• **Problem statement**
How many lines hold the string "只反映接地故障"? Reply with the number alone.

• **Recorded data**
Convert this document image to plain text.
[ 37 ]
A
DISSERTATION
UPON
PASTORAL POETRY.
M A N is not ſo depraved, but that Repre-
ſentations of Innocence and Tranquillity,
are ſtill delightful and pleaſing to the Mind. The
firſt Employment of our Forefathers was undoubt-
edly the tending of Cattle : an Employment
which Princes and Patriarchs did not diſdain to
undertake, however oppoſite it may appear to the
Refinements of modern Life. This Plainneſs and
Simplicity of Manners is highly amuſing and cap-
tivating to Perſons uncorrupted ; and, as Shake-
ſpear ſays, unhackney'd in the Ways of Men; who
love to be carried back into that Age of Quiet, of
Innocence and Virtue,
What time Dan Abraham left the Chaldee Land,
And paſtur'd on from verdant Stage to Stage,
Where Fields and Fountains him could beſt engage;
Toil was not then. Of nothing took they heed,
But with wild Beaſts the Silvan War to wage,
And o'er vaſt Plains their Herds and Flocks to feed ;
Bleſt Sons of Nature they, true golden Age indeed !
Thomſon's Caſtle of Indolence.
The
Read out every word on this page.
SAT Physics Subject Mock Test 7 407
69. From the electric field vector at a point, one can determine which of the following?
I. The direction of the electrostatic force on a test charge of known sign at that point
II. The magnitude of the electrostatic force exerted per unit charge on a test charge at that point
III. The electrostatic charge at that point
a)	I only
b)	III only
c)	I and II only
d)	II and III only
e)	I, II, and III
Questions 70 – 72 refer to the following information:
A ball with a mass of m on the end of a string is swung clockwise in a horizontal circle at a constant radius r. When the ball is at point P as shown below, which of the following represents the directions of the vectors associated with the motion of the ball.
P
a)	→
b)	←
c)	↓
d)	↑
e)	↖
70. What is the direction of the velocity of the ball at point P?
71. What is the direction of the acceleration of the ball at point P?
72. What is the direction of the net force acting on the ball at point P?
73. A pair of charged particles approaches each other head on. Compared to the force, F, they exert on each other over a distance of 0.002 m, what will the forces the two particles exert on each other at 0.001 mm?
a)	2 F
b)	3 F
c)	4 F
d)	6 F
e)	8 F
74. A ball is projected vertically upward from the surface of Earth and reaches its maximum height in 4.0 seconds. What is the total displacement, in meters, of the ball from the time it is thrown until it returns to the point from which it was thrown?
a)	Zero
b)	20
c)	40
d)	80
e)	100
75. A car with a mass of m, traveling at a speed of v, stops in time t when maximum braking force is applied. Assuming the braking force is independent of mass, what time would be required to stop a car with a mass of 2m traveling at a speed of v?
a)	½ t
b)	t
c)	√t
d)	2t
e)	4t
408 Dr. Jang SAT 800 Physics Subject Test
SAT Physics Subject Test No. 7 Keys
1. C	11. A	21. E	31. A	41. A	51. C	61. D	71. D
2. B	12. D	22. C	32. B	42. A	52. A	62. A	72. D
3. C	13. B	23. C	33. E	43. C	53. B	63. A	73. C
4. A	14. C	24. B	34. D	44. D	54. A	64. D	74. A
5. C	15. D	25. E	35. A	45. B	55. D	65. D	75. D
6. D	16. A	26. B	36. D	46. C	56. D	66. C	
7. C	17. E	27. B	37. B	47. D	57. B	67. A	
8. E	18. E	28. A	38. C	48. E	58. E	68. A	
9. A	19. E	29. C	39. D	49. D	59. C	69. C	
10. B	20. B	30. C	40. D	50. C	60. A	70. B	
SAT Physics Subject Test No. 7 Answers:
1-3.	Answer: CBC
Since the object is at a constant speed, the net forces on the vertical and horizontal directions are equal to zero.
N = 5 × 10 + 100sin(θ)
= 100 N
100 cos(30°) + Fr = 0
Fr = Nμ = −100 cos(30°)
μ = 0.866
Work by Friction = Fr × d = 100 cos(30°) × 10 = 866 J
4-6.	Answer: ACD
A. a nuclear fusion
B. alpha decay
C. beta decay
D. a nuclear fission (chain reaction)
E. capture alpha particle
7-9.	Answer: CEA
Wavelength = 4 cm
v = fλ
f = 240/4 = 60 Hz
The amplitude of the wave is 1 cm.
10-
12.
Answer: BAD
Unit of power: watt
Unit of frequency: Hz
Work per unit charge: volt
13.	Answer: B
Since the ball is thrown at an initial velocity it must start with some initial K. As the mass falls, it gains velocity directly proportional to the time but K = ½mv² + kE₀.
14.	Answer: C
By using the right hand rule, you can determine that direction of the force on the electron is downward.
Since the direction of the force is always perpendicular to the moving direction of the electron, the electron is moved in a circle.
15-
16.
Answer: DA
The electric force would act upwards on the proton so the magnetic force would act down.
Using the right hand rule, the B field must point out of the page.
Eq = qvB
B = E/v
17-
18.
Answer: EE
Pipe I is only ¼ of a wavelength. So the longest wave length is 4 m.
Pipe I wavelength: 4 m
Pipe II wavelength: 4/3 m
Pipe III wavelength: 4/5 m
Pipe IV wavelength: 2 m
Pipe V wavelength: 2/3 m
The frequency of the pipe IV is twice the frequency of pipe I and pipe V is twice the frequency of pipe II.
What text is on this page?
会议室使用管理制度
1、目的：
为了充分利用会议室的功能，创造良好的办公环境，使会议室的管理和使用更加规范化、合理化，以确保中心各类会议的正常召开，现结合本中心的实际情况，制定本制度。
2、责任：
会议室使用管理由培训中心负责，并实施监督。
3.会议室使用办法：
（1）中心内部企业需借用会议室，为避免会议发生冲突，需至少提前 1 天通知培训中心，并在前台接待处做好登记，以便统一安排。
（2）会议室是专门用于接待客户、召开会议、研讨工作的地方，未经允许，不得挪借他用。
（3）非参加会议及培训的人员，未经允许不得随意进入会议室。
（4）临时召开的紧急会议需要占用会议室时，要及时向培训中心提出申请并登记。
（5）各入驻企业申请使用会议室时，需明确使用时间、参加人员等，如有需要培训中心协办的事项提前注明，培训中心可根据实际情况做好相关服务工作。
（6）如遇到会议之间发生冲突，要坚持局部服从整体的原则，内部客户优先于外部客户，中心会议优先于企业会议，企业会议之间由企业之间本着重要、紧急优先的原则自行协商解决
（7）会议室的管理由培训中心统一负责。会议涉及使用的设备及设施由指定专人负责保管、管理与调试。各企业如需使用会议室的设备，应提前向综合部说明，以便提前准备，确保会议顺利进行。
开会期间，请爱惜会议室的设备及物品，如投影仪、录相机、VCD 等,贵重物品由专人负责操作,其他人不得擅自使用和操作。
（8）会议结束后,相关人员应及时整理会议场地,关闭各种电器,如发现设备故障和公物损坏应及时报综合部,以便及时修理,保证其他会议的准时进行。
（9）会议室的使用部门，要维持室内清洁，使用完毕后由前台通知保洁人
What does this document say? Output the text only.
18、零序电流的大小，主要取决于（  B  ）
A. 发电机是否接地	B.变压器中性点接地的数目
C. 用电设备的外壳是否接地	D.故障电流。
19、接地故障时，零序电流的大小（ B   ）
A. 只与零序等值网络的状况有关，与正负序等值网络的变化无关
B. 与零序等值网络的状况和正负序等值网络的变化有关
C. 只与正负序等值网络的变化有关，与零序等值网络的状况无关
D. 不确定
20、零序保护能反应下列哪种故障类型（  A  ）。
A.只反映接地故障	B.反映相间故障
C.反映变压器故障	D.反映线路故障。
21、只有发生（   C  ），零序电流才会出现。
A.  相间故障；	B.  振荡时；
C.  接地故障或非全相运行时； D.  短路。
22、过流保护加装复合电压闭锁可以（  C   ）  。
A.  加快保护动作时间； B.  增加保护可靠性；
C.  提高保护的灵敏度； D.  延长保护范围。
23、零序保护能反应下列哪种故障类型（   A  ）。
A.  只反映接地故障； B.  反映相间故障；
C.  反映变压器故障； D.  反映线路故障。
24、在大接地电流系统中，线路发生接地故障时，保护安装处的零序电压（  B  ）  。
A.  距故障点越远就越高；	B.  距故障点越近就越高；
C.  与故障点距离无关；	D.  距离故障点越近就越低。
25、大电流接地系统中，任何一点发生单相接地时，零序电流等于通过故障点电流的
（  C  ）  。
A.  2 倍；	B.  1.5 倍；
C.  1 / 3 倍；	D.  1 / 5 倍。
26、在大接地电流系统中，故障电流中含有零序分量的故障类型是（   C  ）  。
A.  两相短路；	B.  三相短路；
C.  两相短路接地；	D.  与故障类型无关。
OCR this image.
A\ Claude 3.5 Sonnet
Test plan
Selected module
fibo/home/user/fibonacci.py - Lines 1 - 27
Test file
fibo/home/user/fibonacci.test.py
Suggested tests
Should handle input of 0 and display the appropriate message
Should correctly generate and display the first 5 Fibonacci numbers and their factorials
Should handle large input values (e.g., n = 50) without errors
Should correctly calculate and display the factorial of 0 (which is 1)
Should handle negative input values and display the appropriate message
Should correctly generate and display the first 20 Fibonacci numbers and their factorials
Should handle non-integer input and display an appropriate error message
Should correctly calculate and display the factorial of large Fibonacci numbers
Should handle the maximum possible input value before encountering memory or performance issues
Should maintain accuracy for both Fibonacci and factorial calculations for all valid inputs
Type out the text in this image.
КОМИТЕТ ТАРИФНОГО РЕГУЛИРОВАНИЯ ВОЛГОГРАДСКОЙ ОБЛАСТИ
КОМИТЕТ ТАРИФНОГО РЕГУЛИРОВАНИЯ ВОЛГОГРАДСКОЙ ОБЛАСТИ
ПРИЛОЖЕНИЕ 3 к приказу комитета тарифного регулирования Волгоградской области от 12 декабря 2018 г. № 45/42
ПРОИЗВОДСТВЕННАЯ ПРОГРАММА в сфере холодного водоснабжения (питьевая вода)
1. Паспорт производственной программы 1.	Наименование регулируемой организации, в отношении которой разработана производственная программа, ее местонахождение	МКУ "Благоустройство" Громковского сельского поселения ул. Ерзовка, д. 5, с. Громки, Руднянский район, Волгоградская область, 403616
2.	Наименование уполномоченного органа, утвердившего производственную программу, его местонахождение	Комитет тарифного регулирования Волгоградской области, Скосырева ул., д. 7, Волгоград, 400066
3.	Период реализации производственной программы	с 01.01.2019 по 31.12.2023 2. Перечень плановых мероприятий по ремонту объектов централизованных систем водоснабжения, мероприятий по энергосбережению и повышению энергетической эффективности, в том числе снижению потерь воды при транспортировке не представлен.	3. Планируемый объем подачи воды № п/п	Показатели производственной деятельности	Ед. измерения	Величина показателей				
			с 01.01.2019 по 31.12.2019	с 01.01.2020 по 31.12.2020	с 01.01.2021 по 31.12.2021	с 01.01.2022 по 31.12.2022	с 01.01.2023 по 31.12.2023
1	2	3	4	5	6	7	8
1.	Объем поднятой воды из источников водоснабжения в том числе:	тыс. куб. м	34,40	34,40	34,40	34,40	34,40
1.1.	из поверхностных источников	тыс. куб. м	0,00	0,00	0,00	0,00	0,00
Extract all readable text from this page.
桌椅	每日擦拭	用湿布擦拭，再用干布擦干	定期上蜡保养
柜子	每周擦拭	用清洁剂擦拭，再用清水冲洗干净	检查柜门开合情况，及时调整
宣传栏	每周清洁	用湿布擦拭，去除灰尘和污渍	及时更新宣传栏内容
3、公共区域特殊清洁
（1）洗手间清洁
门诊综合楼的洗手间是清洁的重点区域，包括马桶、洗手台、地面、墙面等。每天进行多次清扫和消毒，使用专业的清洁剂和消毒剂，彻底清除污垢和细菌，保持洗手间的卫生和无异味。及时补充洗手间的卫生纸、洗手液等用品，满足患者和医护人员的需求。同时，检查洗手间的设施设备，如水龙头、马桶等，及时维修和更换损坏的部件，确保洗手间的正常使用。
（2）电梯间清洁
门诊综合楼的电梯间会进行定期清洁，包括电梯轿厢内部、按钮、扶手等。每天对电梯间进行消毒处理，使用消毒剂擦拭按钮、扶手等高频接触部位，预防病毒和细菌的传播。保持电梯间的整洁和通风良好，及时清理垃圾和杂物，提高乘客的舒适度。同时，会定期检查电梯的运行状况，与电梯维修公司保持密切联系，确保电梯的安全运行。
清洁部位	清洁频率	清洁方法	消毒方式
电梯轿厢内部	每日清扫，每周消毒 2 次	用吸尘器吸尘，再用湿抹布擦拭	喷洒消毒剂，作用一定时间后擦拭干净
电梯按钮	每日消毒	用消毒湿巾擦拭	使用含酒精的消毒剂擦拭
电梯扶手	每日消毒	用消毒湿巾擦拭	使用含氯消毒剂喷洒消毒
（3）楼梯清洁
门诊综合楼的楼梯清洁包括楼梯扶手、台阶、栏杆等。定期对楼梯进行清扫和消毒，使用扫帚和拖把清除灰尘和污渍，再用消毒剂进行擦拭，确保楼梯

• **Complete output**
2